● **EXERCISE PROMPT**
In this exercise, reproduce all the entries that follow exactly.

(Records that describe figures)
──────────────────────────────
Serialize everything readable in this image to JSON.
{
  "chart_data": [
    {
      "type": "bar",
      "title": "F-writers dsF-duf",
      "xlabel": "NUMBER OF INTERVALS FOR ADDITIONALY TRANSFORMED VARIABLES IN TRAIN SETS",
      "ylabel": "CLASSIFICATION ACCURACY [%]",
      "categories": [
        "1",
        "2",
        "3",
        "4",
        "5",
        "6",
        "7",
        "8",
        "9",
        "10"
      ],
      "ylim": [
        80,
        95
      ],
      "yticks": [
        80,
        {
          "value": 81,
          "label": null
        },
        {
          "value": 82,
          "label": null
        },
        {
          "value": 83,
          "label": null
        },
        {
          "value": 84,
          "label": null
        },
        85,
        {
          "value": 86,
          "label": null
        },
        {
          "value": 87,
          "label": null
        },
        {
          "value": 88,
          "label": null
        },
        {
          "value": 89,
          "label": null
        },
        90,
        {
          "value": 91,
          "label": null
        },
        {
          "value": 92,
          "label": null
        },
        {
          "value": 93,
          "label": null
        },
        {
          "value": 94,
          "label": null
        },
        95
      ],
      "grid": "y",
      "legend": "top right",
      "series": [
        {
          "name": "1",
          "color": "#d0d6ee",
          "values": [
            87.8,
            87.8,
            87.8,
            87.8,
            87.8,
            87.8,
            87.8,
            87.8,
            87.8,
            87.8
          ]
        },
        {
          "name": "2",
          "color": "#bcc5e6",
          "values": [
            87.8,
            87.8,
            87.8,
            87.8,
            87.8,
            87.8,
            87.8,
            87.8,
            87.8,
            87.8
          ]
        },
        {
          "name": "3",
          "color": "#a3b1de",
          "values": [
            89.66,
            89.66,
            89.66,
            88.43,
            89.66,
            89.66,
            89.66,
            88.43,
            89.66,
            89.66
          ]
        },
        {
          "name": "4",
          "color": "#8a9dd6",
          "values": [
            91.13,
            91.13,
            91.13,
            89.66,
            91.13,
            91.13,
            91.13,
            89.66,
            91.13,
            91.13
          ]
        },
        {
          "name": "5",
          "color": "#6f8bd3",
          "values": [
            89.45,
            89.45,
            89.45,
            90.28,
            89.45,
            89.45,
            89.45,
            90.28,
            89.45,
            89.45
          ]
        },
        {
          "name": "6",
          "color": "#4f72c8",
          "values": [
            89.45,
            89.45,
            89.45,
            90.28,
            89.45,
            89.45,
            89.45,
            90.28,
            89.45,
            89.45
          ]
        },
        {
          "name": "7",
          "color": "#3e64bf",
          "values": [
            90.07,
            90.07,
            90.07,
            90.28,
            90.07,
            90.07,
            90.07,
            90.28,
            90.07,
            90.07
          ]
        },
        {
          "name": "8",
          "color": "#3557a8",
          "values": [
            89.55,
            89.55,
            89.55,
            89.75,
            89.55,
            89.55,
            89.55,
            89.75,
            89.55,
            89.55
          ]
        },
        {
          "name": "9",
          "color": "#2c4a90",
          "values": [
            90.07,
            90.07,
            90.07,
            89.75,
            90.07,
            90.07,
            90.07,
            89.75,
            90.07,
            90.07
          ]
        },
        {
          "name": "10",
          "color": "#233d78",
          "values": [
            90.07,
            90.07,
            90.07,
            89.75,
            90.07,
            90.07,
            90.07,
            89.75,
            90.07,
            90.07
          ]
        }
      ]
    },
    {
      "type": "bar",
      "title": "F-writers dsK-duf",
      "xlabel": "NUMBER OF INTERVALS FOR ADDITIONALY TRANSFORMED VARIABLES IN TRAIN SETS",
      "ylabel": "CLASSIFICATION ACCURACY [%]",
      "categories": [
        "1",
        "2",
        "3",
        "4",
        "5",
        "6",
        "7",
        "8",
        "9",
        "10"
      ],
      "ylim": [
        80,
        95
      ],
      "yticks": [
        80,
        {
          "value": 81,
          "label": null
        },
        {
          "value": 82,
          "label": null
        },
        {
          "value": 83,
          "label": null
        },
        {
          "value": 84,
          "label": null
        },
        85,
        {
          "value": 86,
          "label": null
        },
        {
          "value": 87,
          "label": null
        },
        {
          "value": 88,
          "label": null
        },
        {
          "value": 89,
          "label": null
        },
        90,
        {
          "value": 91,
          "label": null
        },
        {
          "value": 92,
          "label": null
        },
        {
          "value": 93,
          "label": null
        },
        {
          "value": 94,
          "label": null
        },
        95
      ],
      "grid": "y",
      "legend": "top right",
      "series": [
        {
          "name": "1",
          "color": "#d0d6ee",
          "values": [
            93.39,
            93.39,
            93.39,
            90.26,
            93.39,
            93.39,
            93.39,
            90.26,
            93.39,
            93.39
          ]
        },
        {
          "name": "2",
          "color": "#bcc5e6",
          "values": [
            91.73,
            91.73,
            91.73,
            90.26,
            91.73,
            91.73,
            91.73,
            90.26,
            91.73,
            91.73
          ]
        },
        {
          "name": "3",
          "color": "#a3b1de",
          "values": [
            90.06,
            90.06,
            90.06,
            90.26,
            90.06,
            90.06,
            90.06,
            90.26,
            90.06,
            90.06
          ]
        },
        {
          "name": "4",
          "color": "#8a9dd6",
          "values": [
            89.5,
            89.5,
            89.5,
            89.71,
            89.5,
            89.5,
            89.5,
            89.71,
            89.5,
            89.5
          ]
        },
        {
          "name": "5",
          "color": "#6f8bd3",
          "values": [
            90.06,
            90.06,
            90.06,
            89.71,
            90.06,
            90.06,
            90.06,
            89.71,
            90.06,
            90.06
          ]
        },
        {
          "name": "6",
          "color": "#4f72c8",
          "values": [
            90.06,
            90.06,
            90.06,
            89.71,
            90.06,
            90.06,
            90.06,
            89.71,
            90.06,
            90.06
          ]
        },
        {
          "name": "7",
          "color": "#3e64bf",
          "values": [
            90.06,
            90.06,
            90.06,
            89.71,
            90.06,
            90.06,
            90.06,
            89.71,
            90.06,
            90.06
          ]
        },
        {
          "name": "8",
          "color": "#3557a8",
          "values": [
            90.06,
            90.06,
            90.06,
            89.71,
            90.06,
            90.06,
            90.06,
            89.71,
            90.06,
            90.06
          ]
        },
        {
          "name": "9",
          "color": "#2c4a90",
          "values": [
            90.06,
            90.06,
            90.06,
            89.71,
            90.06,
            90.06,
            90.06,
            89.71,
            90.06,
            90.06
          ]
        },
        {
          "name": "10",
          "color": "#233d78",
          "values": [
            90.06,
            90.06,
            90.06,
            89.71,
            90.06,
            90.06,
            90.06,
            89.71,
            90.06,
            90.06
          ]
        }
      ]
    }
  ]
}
──────────────────────────────
● **WRITTEN RESPONSE**
Serialize everything readable in this image to JSON.
{
  "chart_data": [
    {
      "type": "bar",
      "title": "F-writers dsF-duf",
      "xlabel": "NUMBER OF INTERVALS FOR ADDITIONALY TRANSFORMED VARIABLES IN TRAIN SETS",
      "ylabel": "CLASSIFICATION ACCURACY [%]",
      "categories": [
        "1",
        "2",
        "3",
        "4",
        "5",
        "6",
        "7",
        "8",
        "9",
        "10"
      ],
      "ylim": [
        80,
        95
      ],
      "yticks": [
        80,
        {
          "value": 81,
          "label": null
        },
        {
          "value": 82,
          "label": null
        },
        {
          "value": 83,
          "label": null
        },
        {
          "value": 84,
          "label": null
        },
        85,
        {
          "value": 86,
          "label": null
        },
        {
          "value": 87,
          "label": null
        },
        {
          "value": 88,
          "label": null
        },
        {
          "value": 89,
          "label": null
        },
        90,
        {
          "value": 91,
          "label": null
        },
        {
          "value": 92,
          "label": null
        },
        {
          "value": 93,
          "label": null
        },
        {
          "value": 94,
          "label": null
        },
        95
      ],
      "grid": "y",
      "legend": "top right",
      "series": [
        {
          "name": "1",
          "color": "#d0d6ee",
          "values": [
            87.8,
            87.8,
            87.8,
            87.8,
            87.8,
            87.8,
            87.8,
            87.8,
            87.8,
            87.8
          ]
        },
        {
          "name": "2",
          "color": "#bcc5e6",
          "values": [
            87.8,
            87.8,
            87.8,
            87.8,
            87.8,
            87.8,
            87.8,
            87.8,
            87.8,
            87.8
          ]
        },
        {
          "name": "3",
          "color": "#a3b1de",
          "values": [
            89.66,
            89.66,
            89.66,
            88.43,
            89.66,
            89.66,
            89.66,
            88.43,
            89.66,
            89.66
          ]
        },
        {
          "name": "4",
          "color": "#8a9dd6",
          "values": [
            91.13,
            91.13,
            91.13,
            89.66,
            91.13,
            91.13,
            91.13,
            89.66,
            91.13,
            91.13
          ]
        },
        {
          "name": "5",
          "color": "#6f8bd3",
          "values": [
            89.45,
            89.45,
            89.45,
            90.28,
            89.45,
            89.45,
            89.45,
            90.28,
            89.45,
            89.45
          ]
        },
        {
          "name": "6",
          "color": "#4f72c8",
          "values": [
            89.45,
            89.45,
            89.45,
            90.28,
            89.45,
            89.45,
            89.45,
            90.28,
            89.45,
            89.45
          ]
        },
        {
          "name": "7",
          "color": "#3e64bf",
          "values": [
            90.07,
            90.07,
            90.07,
            90.28,
            90.07,
            90.07,
            90.07,
            90.28,
            90.07,
            90.07
          ]
        },
        {
          "name": "8",
          "color": "#3557a8",
          "values": [
            89.55,
            89.55,
            89.55,
            89.75,
            89.55,
            89.55,
            89.55,
            89.75,
            89.55,
            89.55
          ]
        },
        {
          "name": "9",
          "color": "#2c4a90",
          "values": [
            90.07,
            90.07,
            90.07,
            89.75,
            90.07,
            90.07,
            90.07,
            89.75,
            90.07,
            90.07
          ]
        },
        {
          "name": "10",
          "color": "#233d78",
          "values": [
            90.07,
            90.07,
            90.07,
            89.75,
            90.07,
            90.07,
            90.07,
            89.75,
            90.07,
            90.07
          ]
        }
      ]
    },
    {
      "type": "bar",
      "title": "F-writers dsK-duf",
      "xlabel": "NUMBER OF INTERVALS FOR ADDITIONALY TRANSFORMED VARIABLES IN TRAIN SETS",
      "ylabel": "CLASSIFICATION ACCURACY [%]",
      "categories": [
        "1",
        "2",
        "3",
        "4",
        "5",
        "6",
        "7",
        "8",
        "9",
        "10"
      ],
      "ylim": [
        80,
        95
      ],
      "yticks": [
        80,
        {
          "value": 81,
          "label": null
        },
        {
          "value": 82,
          "label": null
        },
        {
          "value": 83,
          "label": null
        },
        {
          "value": 84,
          "label": null
        },
        85,
        {
          "value": 86,
          "label": null
        },
        {
          "value": 87,
          "label": null
        },
        {
          "value": 88,
          "label": null
        },
        {
          "value": 89,
          "label": null
        },
        90,
        {
          "value": 91,
          "label": null
        },
        {
          "value": 92,
          "label": null
        },
        {
          "value": 93,
          "label": null
        },
        {
          "value": 94,
          "label": null
        },
        95
      ],
      "grid": "y",
      "legend": "top right",
      "series": [
        {
          "name": "1",
          "color": "#d0d6ee",
          "values": [
            93.39,
            93.39,
            93.39,
            90.26,
            93.39,
            93.39,
            93.39,
            90.26,
            93.39,
            93.39
          ]
        },
        {
          "name": "2",
          "color": "#bcc5e6",
          "values": [
            91.73,
            91.73,
            91.73,
            90.26,
            91.73,
            91.73,
            91.73,
            90.26,
            91.73,
            91.73
          ]
        },
        {
          "name": "3",
          "color": "#a3b1de",
          "values": [
            90.06,
            90.06,
            90.06,
            90.26,
            90.06,
            90.06,
            90.06,
            90.26,
            90.06,
            90.06
          ]
        },
        {
          "name": "4",
          "color": "#8a9dd6",
          "values": [
            89.5,
            89.5,
            89.5,
            89.71,
            89.5,
            89.5,
            89.5,
            89.71,
            89.5,
            89.5
          ]
        },
        {
          "name": "5",
          "color": "#6f8bd3",
          "values": [
            90.06,
            90.06,
            90.06,
            89.71,
            90.06,
            90.06,
            90.06,
            89.71,
            90.06,
            90.06
          ]
        },
        {
          "name": "6",
          "color": "#4f72c8",
          "values": [
            90.06,
            90.06,
            90.06,
            89.71,
            90.06,
            90.06,
            90.06,
            89.71,
            90.06,
            90.06
          ]
        },
        {
          "name": "7",
          "color": "#3e64bf",
          "values": [
            90.06,
            90.06,
            90.06,
            89.71,
            90.06,
            90.06,
            90.06,
            89.71,
            90.06,
            90.06
          ]
        },
        {
          "name": "8",
          "color": "#3557a8",
          "values": [
            90.06,
            90.06,
            90.06,
            89.71,
            90.06,
            90.06,
            90.06,
            89.71,
            90.06,
            90.06
          ]
        },
        {
          "name": "9",
          "color": "#2c4a90",
          "values": [
            90.06,
            90.06,
            90.06,
            89.71,
            90.06,
            90.06,
            90.06,
            89.71,
            90.06,
            90.06
          ]
        },
        {
          "name": "10",
          "color": "#233d78",
          "values": [
            90.06,
            90.06,
            90.06,
            89.71,
            90.06,
            90.06,
            90.06,
            89.71,
            90.06,
            90.06
          ]
        }
      ]
    }
  ]
}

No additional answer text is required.